▶ _Directions_
Only a number is wanted here: the number of lines of the data that include "kind".

▶ _Data lines_
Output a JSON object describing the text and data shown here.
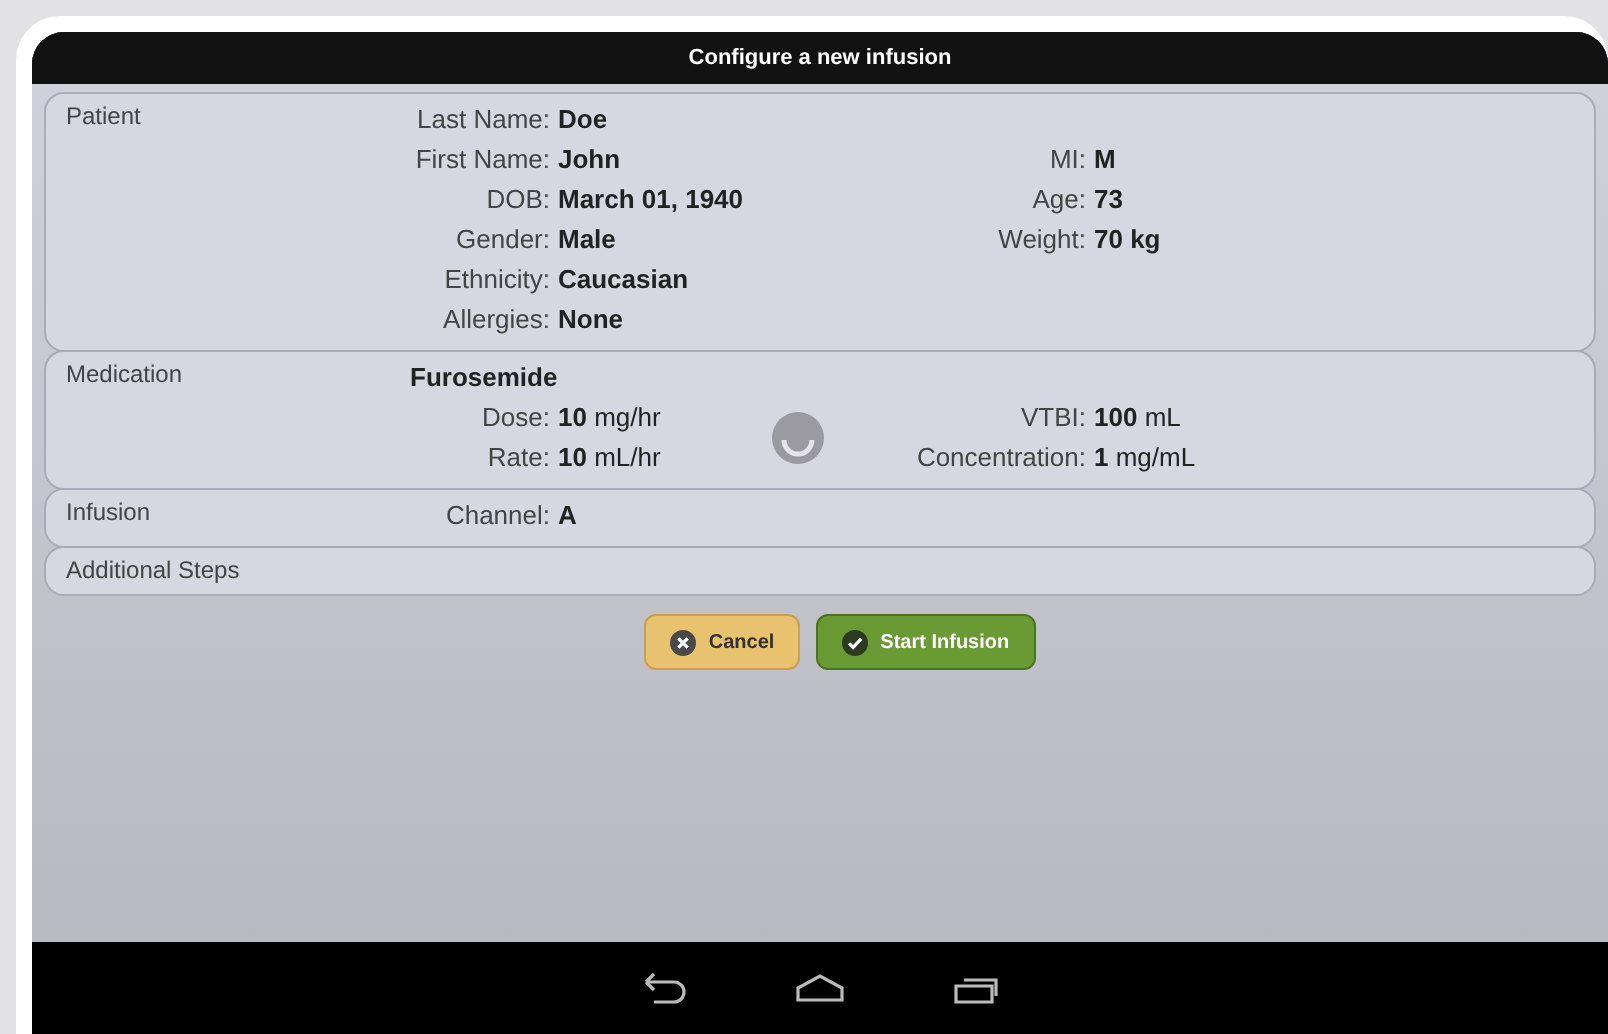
{
  "title": "Configure a new infusion",
  "sections": [
    {
      "title": "Patient",
      "kind": "patient",
      "rows": [
        {
          "left": {
            "label": "Last Name:",
            "value": "Doe"
          }
        },
        {
          "left": {
            "label": "First Name:",
            "value": "John"
          },
          "right": {
            "label": "MI:",
            "value": "M"
          }
        },
        {
          "left": {
            "label": "DOB:",
            "value": "March 01, 1940"
          },
          "right": {
            "label": "Age:",
            "value": "73"
          }
        },
        {
          "left": {
            "label": "Gender:",
            "value": "Male"
          },
          "right": {
            "label": "Weight:",
            "value": "70 kg"
          }
        },
        {
          "left": {
            "label": "Ethnicity:",
            "value": "Caucasian"
          }
        },
        {
          "left": {
            "label": "Allergies:",
            "value": "None"
          }
        }
      ]
    },
    {
      "title": "Medication",
      "kind": "medication",
      "heading": "Furosemide",
      "rows": [
        {
          "left": {
            "label": "Dose:",
            "value": "**10** mg/hr"
          },
          "right": {
            "label": "VTBI:",
            "value": "**100** mL"
          }
        },
        {
          "left": {
            "label": "Rate:",
            "value": "**10** mL/hr"
          },
          "right": {
            "label": "Concentration:",
            "value": "**1** mg/mL"
          }
        }
      ]
    },
    {
      "title": "Infusion",
      "kind": "patient",
      "rows": [
        {
          "left": {
            "label": "Channel:",
            "value": "A"
          }
        }
      ]
    },
    {
      "title": "Additional Steps"
    }
  ],
  "buttons": [
    {
      "label": "Cancel",
      "kind": "cancel"
    },
    {
      "label": "Start Infusion",
      "kind": "confirm"
    }
  ]
}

▶ _Exercise response_
5